Extract every line of the records below word for word, keeping them in their original order.
***
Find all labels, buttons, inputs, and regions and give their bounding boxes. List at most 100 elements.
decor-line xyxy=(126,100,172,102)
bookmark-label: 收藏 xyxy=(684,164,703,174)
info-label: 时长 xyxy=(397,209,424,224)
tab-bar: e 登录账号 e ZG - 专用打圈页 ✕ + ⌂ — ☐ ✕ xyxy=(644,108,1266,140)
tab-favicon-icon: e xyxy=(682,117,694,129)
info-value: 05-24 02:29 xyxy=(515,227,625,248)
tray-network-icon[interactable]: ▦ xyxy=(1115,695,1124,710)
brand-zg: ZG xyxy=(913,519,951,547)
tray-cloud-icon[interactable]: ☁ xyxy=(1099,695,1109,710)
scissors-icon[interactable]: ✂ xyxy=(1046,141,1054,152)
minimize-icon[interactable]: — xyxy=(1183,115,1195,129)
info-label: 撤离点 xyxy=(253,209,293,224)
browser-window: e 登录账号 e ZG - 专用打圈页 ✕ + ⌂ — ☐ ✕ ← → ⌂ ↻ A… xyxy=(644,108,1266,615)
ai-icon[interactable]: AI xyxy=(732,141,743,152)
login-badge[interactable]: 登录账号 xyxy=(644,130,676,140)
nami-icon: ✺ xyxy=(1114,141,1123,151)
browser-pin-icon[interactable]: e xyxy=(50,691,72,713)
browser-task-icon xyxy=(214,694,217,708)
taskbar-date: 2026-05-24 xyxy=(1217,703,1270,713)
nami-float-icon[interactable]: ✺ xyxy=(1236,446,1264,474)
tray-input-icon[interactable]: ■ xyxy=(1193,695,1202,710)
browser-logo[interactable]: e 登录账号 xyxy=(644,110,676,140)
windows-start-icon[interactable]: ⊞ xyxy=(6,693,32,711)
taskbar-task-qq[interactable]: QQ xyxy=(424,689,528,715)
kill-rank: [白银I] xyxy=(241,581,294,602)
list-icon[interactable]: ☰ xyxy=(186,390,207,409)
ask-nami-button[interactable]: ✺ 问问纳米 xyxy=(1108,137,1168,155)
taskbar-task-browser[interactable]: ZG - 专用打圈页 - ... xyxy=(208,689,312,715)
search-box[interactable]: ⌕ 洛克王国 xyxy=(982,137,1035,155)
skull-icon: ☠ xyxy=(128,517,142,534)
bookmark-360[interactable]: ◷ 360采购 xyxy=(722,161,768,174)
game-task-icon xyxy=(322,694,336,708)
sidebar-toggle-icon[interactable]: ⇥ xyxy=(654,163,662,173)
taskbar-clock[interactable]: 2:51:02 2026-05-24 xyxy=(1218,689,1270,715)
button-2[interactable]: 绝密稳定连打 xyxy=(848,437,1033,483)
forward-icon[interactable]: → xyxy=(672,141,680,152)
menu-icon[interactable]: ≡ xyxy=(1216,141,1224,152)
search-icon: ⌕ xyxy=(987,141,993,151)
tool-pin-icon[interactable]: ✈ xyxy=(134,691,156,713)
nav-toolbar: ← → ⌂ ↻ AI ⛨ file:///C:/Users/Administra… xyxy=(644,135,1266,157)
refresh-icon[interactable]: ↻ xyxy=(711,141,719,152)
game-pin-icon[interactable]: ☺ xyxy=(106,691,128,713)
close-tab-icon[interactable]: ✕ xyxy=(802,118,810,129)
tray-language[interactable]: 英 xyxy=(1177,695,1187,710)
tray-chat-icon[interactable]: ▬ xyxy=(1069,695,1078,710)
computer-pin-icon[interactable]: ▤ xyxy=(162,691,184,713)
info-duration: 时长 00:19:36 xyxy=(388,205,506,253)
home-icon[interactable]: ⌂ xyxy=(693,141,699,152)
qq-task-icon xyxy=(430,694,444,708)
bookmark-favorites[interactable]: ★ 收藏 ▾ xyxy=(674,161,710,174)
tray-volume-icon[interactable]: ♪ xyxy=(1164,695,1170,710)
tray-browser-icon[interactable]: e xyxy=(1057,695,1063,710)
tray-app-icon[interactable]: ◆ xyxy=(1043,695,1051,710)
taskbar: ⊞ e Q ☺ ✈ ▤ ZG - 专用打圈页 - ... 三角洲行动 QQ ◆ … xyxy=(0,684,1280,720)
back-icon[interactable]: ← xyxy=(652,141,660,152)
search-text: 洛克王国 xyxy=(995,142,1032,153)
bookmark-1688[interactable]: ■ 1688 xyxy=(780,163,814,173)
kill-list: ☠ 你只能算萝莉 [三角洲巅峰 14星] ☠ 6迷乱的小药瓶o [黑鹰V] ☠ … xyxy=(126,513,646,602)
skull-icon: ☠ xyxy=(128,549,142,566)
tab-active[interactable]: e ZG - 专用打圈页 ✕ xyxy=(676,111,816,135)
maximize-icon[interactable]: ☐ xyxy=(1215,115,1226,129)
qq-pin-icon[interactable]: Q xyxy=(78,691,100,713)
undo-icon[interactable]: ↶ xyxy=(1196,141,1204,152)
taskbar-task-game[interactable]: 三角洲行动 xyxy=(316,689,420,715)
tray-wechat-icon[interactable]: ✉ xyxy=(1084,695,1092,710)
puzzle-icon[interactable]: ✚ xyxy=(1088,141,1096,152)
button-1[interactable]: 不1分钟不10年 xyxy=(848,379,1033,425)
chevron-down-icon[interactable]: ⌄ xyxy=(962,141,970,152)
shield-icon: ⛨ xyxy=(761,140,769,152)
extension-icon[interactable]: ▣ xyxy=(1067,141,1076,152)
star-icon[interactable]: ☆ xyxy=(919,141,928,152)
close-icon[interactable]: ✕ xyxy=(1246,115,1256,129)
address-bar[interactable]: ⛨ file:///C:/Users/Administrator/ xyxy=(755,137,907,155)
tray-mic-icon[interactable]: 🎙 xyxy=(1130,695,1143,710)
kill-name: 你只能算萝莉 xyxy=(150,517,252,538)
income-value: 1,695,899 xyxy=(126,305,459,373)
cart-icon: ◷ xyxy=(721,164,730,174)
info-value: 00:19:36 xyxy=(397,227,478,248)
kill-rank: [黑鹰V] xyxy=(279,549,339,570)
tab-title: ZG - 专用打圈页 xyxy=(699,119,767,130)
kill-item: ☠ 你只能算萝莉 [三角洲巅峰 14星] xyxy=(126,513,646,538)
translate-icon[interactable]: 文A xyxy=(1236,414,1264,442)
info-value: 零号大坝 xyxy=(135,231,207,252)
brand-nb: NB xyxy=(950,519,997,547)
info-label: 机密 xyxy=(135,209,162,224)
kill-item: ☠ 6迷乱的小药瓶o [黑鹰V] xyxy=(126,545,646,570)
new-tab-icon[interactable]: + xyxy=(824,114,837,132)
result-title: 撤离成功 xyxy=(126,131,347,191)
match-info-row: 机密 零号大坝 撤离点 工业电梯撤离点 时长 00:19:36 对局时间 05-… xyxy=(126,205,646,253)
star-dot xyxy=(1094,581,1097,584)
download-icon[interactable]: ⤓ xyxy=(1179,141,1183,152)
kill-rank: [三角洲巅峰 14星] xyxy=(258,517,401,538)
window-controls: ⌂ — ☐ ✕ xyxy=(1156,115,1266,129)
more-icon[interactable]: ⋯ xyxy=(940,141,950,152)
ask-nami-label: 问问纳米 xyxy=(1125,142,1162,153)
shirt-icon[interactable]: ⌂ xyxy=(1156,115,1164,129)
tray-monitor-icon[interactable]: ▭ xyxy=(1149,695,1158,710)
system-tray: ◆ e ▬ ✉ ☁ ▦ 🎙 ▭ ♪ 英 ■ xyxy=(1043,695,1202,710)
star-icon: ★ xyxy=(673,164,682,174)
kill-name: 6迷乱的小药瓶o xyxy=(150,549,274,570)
***
**SOLUTION TO THIS TASK**
Find all labels, buttons, inputs, and regions and give their bounding boxes. List at most 100 elements.
decor-line xyxy=(126,100,172,102)
bookmark-label: 收藏 xyxy=(684,164,703,174)
info-label: 时长 xyxy=(397,209,424,224)
tab-bar: e 登录账号 e ZG - 专用打圈页 ✕ + ⌂ — ☐ ✕ xyxy=(644,108,1266,140)
tab-favicon-icon: e xyxy=(682,117,694,129)
info-value: 05-24 02:29 xyxy=(515,227,625,248)
tray-network-icon[interactable]: ▦ xyxy=(1115,695,1124,710)
brand-zg: ZG xyxy=(913,519,951,547)
tray-cloud-icon[interactable]: ☁ xyxy=(1099,695,1109,710)
scissors-icon[interactable]: ✂ xyxy=(1046,141,1054,152)
minimize-icon[interactable]: — xyxy=(1183,115,1195,129)
info-label: 撤离点 xyxy=(253,209,293,224)
browser-window: e 登录账号 e ZG - 专用打圈页 ✕ + ⌂ — ☐ ✕ ← → ⌂ ↻ A… xyxy=(644,108,1266,615)
ai-icon[interactable]: AI xyxy=(732,141,743,152)
login-badge[interactable]: 登录账号 xyxy=(644,130,676,140)
nami-icon: ✺ xyxy=(1114,141,1123,151)
browser-pin-icon[interactable]: e xyxy=(50,691,72,713)
browser-task-icon xyxy=(214,694,217,708)
taskbar-date: 2026-05-24 xyxy=(1217,703,1270,713)
nami-float-icon[interactable]: ✺ xyxy=(1236,446,1264,474)
tray-input-icon[interactable]: ■ xyxy=(1193,695,1202,710)
browser-logo[interactable]: e 登录账号 xyxy=(644,110,676,140)
windows-start-icon[interactable]: ⊞ xyxy=(6,693,32,711)
taskbar-task-qq[interactable]: QQ xyxy=(424,689,528,715)
kill-rank: [白银I] xyxy=(241,581,294,602)
list-icon[interactable]: ☰ xyxy=(186,390,207,409)
ask-nami-button[interactable]: ✺ 问问纳米 xyxy=(1108,137,1168,155)
taskbar-task-browser[interactable]: ZG - 专用打圈页 - ... xyxy=(208,689,312,715)
search-box[interactable]: ⌕ 洛克王国 xyxy=(982,137,1035,155)
skull-icon: ☠ xyxy=(128,517,142,534)
bookmark-360[interactable]: ◷ 360采购 xyxy=(722,161,768,174)
game-task-icon xyxy=(322,694,336,708)
sidebar-toggle-icon[interactable]: ⇥ xyxy=(654,163,662,173)
taskbar-clock[interactable]: 2:51:02 2026-05-24 xyxy=(1218,689,1270,715)
button-2[interactable]: 绝密稳定连打 xyxy=(848,437,1033,483)
forward-icon[interactable]: → xyxy=(672,141,680,152)
menu-icon[interactable]: ≡ xyxy=(1216,141,1224,152)
search-icon: ⌕ xyxy=(987,141,993,151)
tool-pin-icon[interactable]: ✈ xyxy=(134,691,156,713)
nav-toolbar: ← → ⌂ ↻ AI ⛨ file:///C:/Users/Administra… xyxy=(644,135,1266,157)
refresh-icon[interactable]: ↻ xyxy=(711,141,719,152)
game-pin-icon[interactable]: ☺ xyxy=(106,691,128,713)
close-tab-icon[interactable]: ✕ xyxy=(802,118,810,129)
tray-language[interactable]: 英 xyxy=(1177,695,1187,710)
tray-chat-icon[interactable]: ▬ xyxy=(1069,695,1078,710)
computer-pin-icon[interactable]: ▤ xyxy=(162,691,184,713)
info-duration: 时长 00:19:36 xyxy=(388,205,506,253)
home-icon[interactable]: ⌂ xyxy=(693,141,699,152)
qq-task-icon xyxy=(430,694,444,708)
bookmark-favorites[interactable]: ★ 收藏 ▾ xyxy=(674,161,710,174)
tray-volume-icon[interactable]: ♪ xyxy=(1164,695,1170,710)
tray-browser-icon[interactable]: e xyxy=(1057,695,1063,710)
tray-app-icon[interactable]: ◆ xyxy=(1043,695,1051,710)
taskbar: ⊞ e Q ☺ ✈ ▤ ZG - 专用打圈页 - ... 三角洲行动 QQ ◆ … xyxy=(0,684,1280,720)
back-icon[interactable]: ← xyxy=(652,141,660,152)
search-text: 洛克王国 xyxy=(995,142,1032,153)
bookmark-1688[interactable]: ■ 1688 xyxy=(780,163,814,173)
kill-list: ☠ 你只能算萝莉 [三角洲巅峰 14星] ☠ 6迷乱的小药瓶o [黑鹰V] ☠ … xyxy=(126,513,646,602)
skull-icon: ☠ xyxy=(128,549,142,566)
tab-active[interactable]: e ZG - 专用打圈页 ✕ xyxy=(676,111,816,135)
maximize-icon[interactable]: ☐ xyxy=(1215,115,1226,129)
qq-pin-icon[interactable]: Q xyxy=(78,691,100,713)
undo-icon[interactable]: ↶ xyxy=(1196,141,1204,152)
taskbar-task-game[interactable]: 三角洲行动 xyxy=(316,689,420,715)
tray-wechat-icon[interactable]: ✉ xyxy=(1084,695,1092,710)
puzzle-icon[interactable]: ✚ xyxy=(1088,141,1096,152)
button-1[interactable]: 不1分钟不10年 xyxy=(848,379,1033,425)
chevron-down-icon[interactable]: ⌄ xyxy=(962,141,970,152)
shield-icon: ⛨ xyxy=(761,140,769,152)
extension-icon[interactable]: ▣ xyxy=(1067,141,1076,152)
star-icon[interactable]: ☆ xyxy=(919,141,928,152)
close-icon[interactable]: ✕ xyxy=(1246,115,1256,129)
address-bar[interactable]: ⛨ file:///C:/Users/Administrator/ xyxy=(755,137,907,155)
tray-mic-icon[interactable]: 🎙 xyxy=(1130,695,1143,710)
kill-name: 你只能算萝莉 xyxy=(150,517,252,538)
income-value: 1,695,899 xyxy=(126,305,459,373)
cart-icon: ◷ xyxy=(721,164,730,174)
info-value: 00:19:36 xyxy=(397,227,478,248)
kill-rank: [黑鹰V] xyxy=(279,549,339,570)
tab-title: ZG - 专用打圈页 xyxy=(699,119,767,130)
kill-item: ☠ 你只能算萝莉 [三角洲巅峰 14星] xyxy=(126,513,646,538)
translate-icon[interactable]: 文A xyxy=(1236,414,1264,442)
info-value: 零号大坝 xyxy=(135,231,207,252)
brand-nb: NB xyxy=(950,519,997,547)
info-label: 机密 xyxy=(135,209,162,224)
kill-item: ☠ 6迷乱的小药瓶o [黑鹰V] xyxy=(126,545,646,570)
new-tab-icon[interactable]: + xyxy=(824,114,837,132)
result-title: 撤离成功 xyxy=(126,131,347,191)
match-info-row: 机密 零号大坝 撤离点 工业电梯撤离点 时长 00:19:36 对局时间 05-… xyxy=(126,205,646,253)
star-dot xyxy=(1094,581,1097,584)
download-icon[interactable]: ⤓ xyxy=(1179,141,1183,152)
kill-rank: [三角洲巅峰 14星] xyxy=(258,517,401,538)
window-controls: ⌂ — ☐ ✕ xyxy=(1156,115,1266,129)
more-icon[interactable]: ⋯ xyxy=(940,141,950,152)
ask-nami-label: 问问纳米 xyxy=(1125,142,1162,153)
shirt-icon[interactable]: ⌂ xyxy=(1156,115,1164,129)
tray-monitor-icon[interactable]: ▭ xyxy=(1149,695,1158,710)
system-tray: ◆ e ▬ ✉ ☁ ▦ 🎙 ▭ ♪ 英 ■ xyxy=(1043,695,1202,710)
star-icon: ★ xyxy=(673,164,682,174)
kill-name: 6迷乱的小药瓶o xyxy=(150,549,274,570)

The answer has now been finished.